__WHAT YOU WILL DO__: List every line below that contains the string "legend".

__ROWS__:
________________

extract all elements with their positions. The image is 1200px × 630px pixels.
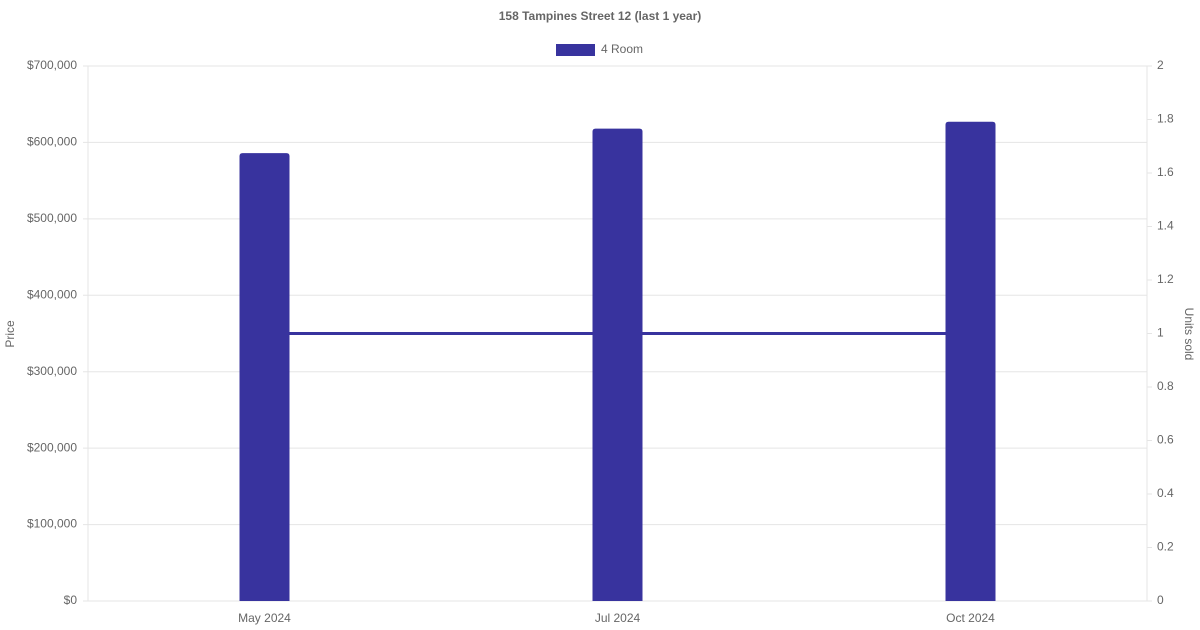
y2-tick-label: 1.2 <box>1157 272 1174 286</box>
bar <box>592 128 643 601</box>
y-tick-label: $0 <box>64 593 78 607</box>
x-tick-label: Jul 2024 <box>595 611 641 625</box>
y2-axis-label: Units sold <box>1182 308 1196 361</box>
bar <box>945 121 996 602</box>
y-tick-label: $200,000 <box>27 440 77 454</box>
y2-tick-label: 1.6 <box>1157 165 1174 179</box>
y2-tick-label: 0.6 <box>1157 433 1174 447</box>
chart-title: 158 Tampines Street 12 (last 1 year) <box>499 9 702 23</box>
y-tick-label: $500,000 <box>27 211 77 225</box>
legend-swatch <box>556 44 595 56</box>
y-tick-label: $300,000 <box>27 364 77 378</box>
y2-tick-label: 1.4 <box>1157 219 1174 233</box>
y-tick-label: $400,000 <box>27 287 77 301</box>
y2-tick-label: 1 <box>1157 326 1164 340</box>
y-axis-label: Price <box>3 320 17 348</box>
y2-tick-label: 0 <box>1157 593 1164 607</box>
bar <box>239 153 290 601</box>
y-tick-label: $700,000 <box>27 58 77 72</box>
x-tick-label: Oct 2024 <box>946 611 995 625</box>
y2-tick-label: 0.4 <box>1157 486 1174 500</box>
y-tick-label: $600,000 <box>27 135 77 149</box>
y2-tick-label: 0.2 <box>1157 540 1174 554</box>
legend-label: 4 Room <box>601 42 643 56</box>
x-tick-label: May 2024 <box>238 611 291 625</box>
y2-tick-label: 2 <box>1157 58 1164 72</box>
y2-tick-label: 1.8 <box>1157 112 1174 126</box>
y-tick-label: $100,000 <box>27 517 77 531</box>
y2-tick-label: 0.8 <box>1157 379 1174 393</box>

________________

__THE COMPLETED TASK__:
legend-swatch <box>556 44 595 56</box>
legend-label: 4 Room <box>601 42 643 56</box>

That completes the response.